Exercise »
Beginning at the line containing "What's the underlying", output every line to the end of the data below exactly as it appears.

Given records »
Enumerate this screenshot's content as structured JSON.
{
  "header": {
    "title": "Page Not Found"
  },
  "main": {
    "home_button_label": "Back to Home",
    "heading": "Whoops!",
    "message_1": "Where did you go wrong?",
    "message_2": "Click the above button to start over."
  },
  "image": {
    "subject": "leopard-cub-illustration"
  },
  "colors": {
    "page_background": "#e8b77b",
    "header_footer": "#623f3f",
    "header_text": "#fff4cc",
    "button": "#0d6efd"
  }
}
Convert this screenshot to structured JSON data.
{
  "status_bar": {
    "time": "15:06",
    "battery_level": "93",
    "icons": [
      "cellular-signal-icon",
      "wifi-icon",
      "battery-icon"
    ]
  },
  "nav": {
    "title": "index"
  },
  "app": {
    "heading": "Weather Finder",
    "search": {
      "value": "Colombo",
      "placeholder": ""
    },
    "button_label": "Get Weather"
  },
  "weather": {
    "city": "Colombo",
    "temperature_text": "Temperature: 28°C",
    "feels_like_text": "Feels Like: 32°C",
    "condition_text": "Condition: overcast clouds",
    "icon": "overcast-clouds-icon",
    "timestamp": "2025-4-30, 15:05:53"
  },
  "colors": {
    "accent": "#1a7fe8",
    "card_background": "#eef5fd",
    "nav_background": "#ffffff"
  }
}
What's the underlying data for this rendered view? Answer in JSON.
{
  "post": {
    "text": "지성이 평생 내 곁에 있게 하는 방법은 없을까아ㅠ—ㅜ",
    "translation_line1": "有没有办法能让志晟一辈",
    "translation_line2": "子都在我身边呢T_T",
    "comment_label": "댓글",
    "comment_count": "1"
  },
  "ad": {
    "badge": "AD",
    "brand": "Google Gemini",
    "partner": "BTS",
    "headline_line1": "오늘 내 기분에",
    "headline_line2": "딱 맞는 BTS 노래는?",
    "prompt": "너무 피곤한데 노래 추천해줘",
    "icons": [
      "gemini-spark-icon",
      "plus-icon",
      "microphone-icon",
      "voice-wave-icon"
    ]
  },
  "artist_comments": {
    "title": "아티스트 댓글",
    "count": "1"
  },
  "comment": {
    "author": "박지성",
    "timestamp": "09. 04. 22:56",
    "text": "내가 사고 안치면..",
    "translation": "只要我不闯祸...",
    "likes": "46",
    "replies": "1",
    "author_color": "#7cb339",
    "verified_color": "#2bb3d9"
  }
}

Answer below »
What's the underlying data for this rendered view? Answer in JSON.
{
  "post": {
    "text": "지성이 평생 내 곁에 있게 하는 방법은 없을까아ㅠ—ㅜ",
    "translation_line1": "有没有办法能让志晟一辈",
    "translation_line2": "子都在我身边呢T_T",
    "comment_label": "댓글",
    "comment_count": "1"
  },
  "ad": {
    "badge": "AD",
    "brand": "Google Gemini",
    "partner": "BTS",
    "headline_line1": "오늘 내 기분에",
    "headline_line2": "딱 맞는 BTS 노래는?",
    "prompt": "너무 피곤한데 노래 추천해줘",
    "icons": [
      "gemini-spark-icon",
      "plus-icon",
      "microphone-icon",
      "voice-wave-icon"
    ]
  },
  "artist_comments": {
    "title": "아티스트 댓글",
    "count": "1"
  },
  "comment": {
    "author": "박지성",
    "timestamp": "09. 04. 22:56",
    "text": "내가 사고 안치면..",
    "translation": "只要我不闯祸...",
    "likes": "46",
    "replies": "1",
    "author_color": "#7cb339",
    "verified_color": "#2bb3d9"
  }
}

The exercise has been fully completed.